GIVEN TASK: Copy all lines in which the word "overcome" can be found.

SUPPLIED RECORDS:

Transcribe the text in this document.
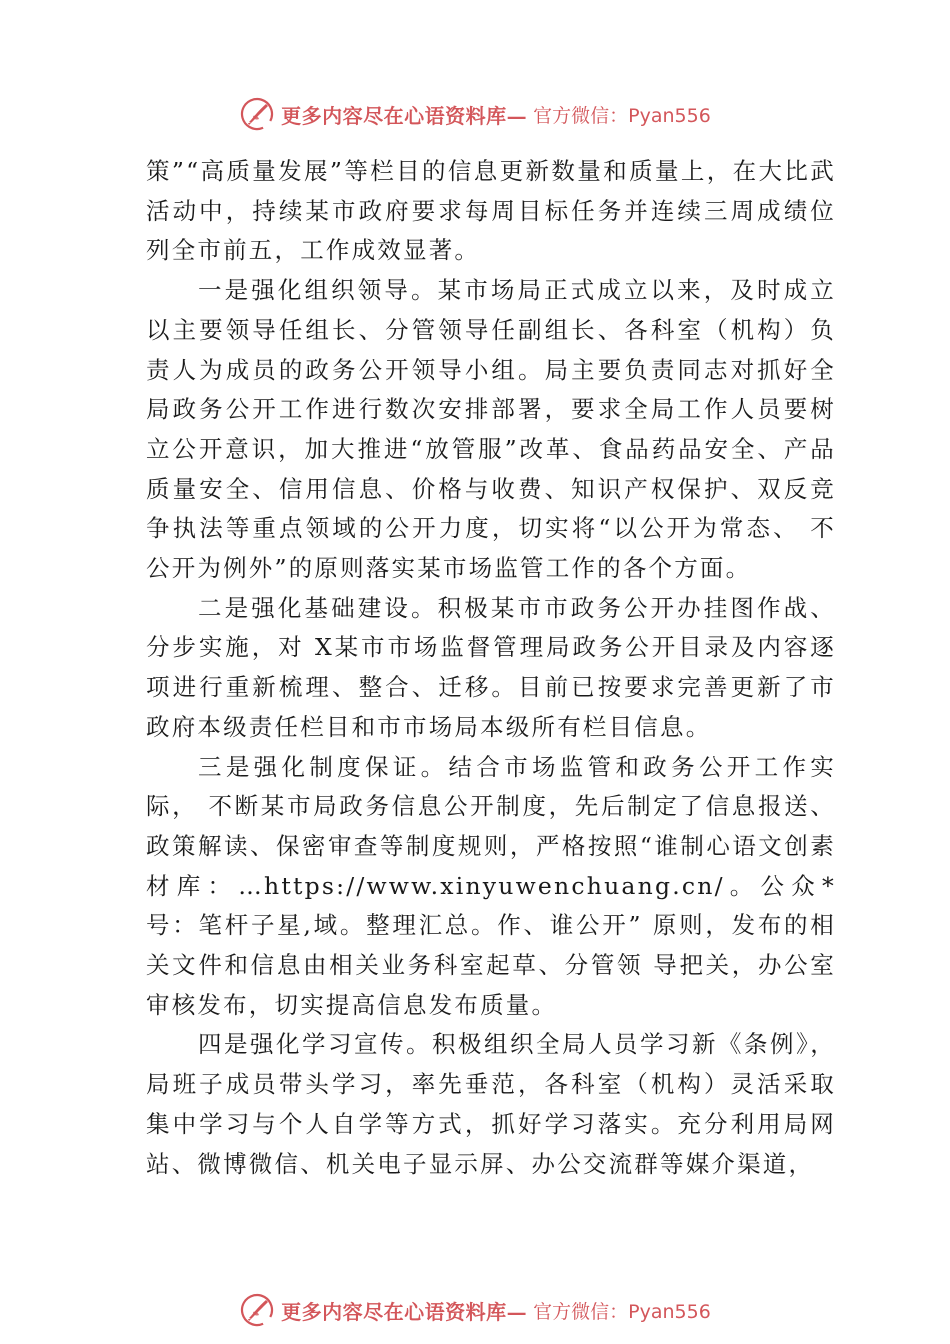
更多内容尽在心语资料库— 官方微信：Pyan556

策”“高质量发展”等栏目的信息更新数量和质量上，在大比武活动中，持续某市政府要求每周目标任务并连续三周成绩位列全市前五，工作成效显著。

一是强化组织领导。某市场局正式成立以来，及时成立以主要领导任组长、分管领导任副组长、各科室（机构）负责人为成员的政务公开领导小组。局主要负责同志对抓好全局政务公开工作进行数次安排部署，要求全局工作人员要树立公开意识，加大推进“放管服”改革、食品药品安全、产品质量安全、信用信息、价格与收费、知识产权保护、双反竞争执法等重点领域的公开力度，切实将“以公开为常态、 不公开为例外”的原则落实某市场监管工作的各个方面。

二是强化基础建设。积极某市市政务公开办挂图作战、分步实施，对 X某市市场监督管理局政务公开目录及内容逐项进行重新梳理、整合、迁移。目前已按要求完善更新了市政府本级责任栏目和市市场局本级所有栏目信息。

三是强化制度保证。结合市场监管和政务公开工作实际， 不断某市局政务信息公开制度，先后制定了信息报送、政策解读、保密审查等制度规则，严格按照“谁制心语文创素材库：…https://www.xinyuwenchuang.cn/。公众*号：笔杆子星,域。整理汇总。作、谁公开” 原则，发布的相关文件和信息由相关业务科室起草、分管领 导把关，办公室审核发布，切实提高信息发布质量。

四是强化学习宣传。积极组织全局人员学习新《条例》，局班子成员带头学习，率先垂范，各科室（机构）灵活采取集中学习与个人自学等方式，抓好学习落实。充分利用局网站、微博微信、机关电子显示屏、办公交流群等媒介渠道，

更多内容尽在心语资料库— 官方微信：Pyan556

==

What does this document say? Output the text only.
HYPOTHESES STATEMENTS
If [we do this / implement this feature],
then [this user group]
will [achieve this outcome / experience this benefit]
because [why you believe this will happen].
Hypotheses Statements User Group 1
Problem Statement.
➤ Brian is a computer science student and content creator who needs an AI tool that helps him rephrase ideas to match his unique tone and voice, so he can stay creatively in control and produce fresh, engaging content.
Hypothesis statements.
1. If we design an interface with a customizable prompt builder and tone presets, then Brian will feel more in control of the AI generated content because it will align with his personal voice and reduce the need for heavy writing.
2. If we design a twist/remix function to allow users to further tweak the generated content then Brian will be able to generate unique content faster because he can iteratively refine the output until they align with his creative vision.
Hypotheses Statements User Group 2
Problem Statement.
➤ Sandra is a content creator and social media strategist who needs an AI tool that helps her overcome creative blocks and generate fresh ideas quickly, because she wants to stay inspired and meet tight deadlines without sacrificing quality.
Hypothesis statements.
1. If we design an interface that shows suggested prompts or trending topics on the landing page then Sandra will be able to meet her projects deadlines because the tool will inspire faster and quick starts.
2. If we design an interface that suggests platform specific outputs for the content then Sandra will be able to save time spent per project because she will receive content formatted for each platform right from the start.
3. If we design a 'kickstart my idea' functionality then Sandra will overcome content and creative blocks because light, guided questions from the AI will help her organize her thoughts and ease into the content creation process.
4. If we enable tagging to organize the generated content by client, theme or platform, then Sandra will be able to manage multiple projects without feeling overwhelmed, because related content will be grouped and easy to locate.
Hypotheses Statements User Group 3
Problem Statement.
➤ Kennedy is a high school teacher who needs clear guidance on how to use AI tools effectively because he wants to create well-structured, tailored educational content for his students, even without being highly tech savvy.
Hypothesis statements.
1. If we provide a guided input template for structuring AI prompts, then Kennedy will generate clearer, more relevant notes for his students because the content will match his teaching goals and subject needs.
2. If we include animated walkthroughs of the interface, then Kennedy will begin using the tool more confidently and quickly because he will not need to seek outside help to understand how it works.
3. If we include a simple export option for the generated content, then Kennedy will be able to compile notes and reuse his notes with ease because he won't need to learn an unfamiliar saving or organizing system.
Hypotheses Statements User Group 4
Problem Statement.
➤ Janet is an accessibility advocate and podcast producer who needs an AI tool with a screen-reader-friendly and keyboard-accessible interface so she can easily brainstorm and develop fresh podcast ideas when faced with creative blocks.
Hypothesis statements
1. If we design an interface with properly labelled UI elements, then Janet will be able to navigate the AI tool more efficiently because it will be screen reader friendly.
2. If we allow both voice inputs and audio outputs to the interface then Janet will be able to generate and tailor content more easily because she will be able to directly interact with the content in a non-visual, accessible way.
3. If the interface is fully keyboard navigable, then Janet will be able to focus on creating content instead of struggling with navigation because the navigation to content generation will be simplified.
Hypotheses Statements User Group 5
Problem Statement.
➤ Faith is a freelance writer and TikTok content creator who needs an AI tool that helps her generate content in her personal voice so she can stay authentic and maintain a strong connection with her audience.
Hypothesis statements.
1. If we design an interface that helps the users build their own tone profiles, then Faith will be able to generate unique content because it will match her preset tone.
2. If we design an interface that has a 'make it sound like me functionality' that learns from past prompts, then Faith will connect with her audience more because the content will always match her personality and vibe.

RESULT:
➤ Sandra is a content creator and social media strategist who needs an AI tool that helps her overcome creative blocks and generate fresh ideas quickly, because she wants to stay inspired and meet tight deadlines without sacrificing quality.
3. If we design a 'kickstart my idea' functionality then Sandra will overcome content and creative blocks because light, guided questions from the AI will help her organize her thoughts and ease into the content creation process.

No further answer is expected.